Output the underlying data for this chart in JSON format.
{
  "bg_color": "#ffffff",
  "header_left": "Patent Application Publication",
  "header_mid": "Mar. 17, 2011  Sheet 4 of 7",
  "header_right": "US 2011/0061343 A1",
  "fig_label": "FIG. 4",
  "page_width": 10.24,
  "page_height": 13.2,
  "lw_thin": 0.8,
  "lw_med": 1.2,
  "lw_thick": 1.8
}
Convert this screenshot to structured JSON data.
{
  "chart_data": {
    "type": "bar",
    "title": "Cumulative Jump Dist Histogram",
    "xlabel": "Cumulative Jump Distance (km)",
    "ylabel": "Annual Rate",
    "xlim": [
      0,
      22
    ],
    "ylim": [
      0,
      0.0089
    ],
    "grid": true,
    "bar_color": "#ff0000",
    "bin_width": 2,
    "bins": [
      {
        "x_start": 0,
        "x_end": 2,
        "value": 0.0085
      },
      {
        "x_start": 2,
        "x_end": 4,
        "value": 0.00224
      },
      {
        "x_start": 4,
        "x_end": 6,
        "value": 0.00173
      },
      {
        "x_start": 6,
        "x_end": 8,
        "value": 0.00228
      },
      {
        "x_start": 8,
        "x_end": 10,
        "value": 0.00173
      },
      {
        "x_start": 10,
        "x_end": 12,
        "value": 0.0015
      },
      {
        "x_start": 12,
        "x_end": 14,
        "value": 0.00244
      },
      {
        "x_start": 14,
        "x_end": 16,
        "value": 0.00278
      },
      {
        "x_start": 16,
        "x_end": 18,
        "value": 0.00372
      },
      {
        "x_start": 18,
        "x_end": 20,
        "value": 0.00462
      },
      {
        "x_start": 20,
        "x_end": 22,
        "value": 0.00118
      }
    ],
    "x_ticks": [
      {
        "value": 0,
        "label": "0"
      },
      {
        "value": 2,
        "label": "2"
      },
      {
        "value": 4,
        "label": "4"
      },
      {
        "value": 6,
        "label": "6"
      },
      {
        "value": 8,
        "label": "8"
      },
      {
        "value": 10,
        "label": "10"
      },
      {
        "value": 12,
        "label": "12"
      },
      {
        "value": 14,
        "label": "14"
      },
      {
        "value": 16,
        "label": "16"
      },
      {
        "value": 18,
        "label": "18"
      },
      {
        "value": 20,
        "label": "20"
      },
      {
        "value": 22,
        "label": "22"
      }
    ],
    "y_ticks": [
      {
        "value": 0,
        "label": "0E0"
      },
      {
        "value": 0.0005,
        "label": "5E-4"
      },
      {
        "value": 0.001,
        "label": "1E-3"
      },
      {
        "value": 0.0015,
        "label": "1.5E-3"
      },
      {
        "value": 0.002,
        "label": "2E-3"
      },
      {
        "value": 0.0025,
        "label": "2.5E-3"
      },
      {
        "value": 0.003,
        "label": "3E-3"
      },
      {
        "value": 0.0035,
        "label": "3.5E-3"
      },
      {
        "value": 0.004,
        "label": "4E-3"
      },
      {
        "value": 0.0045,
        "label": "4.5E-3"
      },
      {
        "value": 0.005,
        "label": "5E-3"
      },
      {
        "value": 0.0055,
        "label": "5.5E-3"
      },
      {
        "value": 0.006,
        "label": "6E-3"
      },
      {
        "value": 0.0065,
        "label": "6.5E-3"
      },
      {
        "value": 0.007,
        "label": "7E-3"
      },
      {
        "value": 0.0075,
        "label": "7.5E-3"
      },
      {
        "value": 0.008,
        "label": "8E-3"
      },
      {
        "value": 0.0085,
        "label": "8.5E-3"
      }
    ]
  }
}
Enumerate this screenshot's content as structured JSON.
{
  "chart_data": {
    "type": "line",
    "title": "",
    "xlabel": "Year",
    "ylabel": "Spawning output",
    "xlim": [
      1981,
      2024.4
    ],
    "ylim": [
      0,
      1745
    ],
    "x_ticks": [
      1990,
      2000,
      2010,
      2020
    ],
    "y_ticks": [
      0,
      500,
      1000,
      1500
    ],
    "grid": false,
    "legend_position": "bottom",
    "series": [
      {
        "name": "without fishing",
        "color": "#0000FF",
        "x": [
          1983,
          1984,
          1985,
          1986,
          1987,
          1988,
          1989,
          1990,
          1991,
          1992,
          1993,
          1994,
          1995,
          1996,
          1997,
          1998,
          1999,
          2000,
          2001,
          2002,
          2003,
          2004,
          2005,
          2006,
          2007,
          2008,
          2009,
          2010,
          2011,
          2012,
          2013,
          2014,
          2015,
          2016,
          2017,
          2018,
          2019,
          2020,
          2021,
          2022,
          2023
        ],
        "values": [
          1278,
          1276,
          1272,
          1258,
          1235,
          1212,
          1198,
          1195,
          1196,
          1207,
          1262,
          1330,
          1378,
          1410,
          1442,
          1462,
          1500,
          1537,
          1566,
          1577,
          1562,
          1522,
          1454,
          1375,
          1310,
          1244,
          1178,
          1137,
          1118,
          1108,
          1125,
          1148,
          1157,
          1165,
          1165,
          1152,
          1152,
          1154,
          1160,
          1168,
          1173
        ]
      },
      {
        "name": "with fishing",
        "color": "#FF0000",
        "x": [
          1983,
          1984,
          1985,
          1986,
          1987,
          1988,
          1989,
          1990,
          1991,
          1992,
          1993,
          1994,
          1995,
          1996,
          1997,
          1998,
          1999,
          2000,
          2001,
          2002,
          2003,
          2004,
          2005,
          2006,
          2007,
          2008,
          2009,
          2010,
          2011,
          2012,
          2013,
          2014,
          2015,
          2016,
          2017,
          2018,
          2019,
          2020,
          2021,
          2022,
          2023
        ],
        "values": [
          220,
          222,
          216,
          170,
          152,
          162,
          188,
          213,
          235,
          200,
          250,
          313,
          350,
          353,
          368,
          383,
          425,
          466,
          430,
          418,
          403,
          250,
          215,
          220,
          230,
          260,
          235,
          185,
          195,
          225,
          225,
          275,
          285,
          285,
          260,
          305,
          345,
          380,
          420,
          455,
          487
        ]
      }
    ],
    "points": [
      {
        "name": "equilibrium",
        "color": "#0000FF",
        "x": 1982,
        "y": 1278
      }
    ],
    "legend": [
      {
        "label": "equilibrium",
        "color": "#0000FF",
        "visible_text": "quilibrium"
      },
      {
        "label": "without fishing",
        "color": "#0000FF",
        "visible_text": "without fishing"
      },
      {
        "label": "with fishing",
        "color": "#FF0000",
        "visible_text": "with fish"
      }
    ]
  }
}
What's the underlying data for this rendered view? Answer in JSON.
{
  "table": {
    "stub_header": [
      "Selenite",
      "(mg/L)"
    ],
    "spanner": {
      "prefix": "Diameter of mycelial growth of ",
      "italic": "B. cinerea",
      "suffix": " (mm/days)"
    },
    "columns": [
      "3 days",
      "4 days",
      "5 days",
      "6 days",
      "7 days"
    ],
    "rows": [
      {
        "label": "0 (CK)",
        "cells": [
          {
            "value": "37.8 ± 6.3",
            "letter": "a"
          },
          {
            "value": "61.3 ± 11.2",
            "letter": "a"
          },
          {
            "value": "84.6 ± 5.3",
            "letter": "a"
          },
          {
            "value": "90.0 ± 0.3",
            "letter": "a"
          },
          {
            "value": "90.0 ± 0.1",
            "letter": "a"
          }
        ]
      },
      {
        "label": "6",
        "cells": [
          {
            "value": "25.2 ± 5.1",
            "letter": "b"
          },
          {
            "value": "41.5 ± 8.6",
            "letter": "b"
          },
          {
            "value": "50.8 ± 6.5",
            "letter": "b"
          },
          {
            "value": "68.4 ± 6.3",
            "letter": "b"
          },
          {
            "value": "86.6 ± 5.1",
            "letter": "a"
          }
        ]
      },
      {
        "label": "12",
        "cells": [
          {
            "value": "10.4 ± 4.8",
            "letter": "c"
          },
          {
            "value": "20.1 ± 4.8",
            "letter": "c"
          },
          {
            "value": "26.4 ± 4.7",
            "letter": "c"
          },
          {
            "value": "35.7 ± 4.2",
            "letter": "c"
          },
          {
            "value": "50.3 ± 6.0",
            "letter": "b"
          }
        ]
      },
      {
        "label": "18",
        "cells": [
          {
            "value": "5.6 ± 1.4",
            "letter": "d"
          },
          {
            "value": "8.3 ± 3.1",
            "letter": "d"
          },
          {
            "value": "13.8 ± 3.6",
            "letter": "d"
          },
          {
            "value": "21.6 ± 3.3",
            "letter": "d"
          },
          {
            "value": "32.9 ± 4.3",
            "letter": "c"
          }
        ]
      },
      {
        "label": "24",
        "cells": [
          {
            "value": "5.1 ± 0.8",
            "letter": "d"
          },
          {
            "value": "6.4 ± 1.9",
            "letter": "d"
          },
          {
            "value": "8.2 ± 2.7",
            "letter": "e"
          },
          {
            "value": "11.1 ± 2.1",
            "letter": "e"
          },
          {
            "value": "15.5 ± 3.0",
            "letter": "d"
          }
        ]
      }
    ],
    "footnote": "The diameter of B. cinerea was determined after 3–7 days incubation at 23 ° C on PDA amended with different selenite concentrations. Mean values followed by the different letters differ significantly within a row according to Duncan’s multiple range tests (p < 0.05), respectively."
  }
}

------------

- Problem to solve -
Tally how many lines of the material contain the word "cinerea". The answer must be the number and nothing else.

- Complete answer -
2